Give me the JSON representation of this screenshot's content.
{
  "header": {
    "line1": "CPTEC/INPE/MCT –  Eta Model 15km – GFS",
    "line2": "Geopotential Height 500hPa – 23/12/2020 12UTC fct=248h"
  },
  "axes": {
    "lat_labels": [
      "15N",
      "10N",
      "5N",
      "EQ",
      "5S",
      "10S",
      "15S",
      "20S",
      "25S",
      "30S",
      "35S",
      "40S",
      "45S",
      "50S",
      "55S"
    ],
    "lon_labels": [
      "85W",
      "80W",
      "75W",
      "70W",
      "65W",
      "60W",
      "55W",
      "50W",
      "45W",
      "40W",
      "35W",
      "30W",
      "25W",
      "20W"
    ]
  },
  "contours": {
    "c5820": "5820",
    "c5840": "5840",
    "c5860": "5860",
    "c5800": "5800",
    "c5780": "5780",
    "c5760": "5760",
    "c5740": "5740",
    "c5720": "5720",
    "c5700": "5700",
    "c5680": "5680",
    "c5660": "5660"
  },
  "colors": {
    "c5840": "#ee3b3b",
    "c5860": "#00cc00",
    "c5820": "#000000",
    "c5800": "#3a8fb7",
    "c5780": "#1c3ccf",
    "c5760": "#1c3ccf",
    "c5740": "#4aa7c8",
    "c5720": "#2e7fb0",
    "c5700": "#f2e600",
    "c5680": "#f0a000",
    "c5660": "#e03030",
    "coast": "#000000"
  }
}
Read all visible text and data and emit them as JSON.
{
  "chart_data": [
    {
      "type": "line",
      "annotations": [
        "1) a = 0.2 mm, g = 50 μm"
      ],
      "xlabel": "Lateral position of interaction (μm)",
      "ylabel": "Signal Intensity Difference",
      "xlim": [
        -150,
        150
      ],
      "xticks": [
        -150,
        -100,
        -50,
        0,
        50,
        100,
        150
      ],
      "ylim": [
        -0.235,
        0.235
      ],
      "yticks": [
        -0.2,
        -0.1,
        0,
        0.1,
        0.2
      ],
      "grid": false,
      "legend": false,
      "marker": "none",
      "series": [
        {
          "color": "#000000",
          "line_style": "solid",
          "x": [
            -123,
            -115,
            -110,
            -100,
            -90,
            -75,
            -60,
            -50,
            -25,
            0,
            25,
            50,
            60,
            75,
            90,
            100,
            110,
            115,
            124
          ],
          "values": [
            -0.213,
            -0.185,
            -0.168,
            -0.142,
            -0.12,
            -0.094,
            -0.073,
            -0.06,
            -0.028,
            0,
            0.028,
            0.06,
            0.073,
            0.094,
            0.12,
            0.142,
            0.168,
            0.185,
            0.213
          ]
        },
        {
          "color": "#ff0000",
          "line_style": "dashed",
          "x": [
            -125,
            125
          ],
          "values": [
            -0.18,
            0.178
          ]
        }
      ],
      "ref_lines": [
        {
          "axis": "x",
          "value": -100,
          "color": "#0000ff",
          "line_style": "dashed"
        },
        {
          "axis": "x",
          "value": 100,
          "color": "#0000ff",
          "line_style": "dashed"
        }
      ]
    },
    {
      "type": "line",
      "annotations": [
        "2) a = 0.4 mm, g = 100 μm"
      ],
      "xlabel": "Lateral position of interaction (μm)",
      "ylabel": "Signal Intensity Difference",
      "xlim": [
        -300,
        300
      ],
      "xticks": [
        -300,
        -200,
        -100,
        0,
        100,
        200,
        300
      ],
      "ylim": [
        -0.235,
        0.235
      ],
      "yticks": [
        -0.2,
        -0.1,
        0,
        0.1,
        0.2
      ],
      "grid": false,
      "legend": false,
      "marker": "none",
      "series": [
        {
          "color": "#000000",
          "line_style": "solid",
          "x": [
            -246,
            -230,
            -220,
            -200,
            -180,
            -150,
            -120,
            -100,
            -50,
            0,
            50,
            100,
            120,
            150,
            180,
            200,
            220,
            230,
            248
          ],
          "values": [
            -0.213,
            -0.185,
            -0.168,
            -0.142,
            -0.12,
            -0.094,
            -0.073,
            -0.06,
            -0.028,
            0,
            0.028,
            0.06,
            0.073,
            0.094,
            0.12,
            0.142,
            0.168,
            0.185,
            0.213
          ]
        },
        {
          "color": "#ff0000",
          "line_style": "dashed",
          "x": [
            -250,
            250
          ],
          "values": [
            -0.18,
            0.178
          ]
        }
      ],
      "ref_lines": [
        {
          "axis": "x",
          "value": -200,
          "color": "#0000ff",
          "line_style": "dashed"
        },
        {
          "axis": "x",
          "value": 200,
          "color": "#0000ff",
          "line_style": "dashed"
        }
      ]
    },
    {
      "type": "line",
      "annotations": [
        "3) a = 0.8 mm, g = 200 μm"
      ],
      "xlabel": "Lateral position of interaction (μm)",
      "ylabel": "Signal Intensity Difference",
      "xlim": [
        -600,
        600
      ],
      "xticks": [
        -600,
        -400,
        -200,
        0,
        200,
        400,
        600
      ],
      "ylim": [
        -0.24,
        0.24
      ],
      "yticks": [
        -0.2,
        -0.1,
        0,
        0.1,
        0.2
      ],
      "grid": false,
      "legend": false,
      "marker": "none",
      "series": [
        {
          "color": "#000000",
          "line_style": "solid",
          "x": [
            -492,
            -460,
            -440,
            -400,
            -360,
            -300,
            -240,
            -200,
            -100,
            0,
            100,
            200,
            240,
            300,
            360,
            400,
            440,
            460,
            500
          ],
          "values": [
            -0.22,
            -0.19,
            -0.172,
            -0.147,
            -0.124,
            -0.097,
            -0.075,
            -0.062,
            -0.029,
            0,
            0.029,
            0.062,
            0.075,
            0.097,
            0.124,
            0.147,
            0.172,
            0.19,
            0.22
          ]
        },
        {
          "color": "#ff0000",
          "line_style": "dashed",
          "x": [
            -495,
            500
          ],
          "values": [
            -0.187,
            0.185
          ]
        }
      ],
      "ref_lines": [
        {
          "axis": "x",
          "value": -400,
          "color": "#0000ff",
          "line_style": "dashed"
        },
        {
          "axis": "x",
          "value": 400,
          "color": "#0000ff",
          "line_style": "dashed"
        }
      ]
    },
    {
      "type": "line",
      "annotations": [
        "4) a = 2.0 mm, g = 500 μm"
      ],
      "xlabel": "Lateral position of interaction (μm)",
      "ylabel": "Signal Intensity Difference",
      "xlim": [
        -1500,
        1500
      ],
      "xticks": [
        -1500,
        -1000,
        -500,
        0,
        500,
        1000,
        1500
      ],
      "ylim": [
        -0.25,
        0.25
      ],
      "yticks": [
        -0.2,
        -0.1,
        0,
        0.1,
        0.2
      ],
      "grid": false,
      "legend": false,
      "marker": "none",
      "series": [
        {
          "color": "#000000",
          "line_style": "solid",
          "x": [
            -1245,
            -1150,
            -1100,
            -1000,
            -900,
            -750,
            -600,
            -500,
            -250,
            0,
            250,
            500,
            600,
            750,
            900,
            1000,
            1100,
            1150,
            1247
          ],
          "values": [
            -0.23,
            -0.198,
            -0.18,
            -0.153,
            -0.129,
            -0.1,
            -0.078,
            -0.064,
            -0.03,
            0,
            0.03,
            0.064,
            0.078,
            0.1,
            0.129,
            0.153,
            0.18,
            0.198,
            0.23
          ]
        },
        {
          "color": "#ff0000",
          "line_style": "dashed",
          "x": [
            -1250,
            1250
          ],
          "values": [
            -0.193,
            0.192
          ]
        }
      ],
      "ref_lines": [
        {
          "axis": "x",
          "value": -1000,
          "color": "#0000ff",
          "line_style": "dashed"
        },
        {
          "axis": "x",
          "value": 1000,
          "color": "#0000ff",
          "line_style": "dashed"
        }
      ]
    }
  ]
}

--

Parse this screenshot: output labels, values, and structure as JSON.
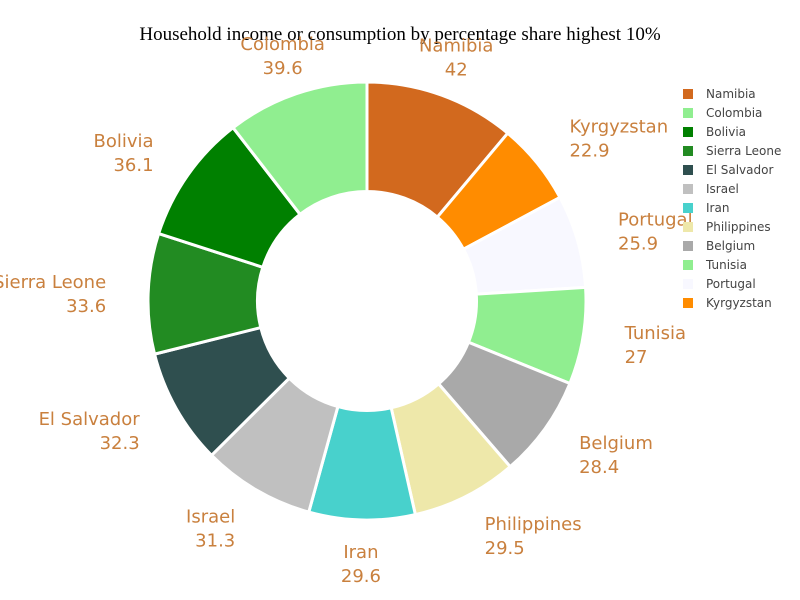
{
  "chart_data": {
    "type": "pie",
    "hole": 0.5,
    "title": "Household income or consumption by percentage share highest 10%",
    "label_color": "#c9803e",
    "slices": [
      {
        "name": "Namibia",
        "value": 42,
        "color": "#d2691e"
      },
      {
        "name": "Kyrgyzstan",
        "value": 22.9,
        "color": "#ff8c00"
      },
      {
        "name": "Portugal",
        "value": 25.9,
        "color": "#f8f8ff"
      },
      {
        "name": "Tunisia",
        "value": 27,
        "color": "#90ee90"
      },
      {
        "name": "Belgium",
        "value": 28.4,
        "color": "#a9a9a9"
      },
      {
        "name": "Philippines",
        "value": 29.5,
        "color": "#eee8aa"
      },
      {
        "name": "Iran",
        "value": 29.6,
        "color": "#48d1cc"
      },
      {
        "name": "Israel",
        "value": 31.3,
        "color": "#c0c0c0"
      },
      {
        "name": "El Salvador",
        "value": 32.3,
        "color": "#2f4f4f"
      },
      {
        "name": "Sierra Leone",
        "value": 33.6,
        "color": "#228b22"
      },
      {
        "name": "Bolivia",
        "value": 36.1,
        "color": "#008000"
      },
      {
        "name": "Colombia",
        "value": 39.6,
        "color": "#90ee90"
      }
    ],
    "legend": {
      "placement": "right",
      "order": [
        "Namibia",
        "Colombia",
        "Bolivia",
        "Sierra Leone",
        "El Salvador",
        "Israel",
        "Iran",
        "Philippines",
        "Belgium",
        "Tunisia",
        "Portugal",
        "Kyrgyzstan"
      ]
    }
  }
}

--

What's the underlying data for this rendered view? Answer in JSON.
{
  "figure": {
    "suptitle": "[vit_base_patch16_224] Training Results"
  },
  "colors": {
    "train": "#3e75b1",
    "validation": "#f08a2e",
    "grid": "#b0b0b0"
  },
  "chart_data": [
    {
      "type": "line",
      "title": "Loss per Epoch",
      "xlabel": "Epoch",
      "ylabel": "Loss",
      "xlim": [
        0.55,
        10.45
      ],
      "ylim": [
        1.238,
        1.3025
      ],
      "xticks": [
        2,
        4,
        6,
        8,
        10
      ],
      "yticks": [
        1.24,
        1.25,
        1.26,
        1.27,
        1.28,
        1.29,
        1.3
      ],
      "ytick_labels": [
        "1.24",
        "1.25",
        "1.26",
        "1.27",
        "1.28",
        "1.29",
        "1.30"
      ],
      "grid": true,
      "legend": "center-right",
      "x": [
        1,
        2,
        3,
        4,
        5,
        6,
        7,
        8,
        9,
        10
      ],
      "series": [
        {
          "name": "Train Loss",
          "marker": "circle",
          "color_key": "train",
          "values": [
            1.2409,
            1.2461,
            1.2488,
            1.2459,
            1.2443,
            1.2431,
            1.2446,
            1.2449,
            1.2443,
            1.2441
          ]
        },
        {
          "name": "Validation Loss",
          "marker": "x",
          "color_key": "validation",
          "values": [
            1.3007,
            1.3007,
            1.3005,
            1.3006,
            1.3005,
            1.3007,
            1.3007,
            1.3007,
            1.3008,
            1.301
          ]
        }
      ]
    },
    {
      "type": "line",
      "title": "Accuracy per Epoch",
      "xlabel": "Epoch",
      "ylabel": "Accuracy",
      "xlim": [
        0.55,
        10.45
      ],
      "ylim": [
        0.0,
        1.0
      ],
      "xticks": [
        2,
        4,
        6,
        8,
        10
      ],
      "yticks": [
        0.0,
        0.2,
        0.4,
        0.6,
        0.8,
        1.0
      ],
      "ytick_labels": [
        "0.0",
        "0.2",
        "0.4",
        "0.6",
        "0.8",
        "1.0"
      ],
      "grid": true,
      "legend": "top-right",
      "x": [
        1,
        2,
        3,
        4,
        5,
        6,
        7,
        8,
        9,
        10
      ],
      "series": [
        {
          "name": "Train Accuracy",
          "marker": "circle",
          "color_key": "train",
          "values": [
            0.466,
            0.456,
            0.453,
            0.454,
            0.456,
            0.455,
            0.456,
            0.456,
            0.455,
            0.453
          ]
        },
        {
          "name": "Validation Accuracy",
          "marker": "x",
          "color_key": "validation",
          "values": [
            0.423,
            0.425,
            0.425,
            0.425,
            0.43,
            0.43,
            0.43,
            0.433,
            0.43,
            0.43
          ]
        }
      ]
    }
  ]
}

**Task statement**
Gather up the lines that contain the word "JSON".

**Problem solution**
Give me the JSON representation of this screenshot's content.
Read all visible text and data and emit them as JSON.
Parse this screenshot: output labels, values, and structure as JSON.
What's the underlying data for this rendered view? Answer in JSON.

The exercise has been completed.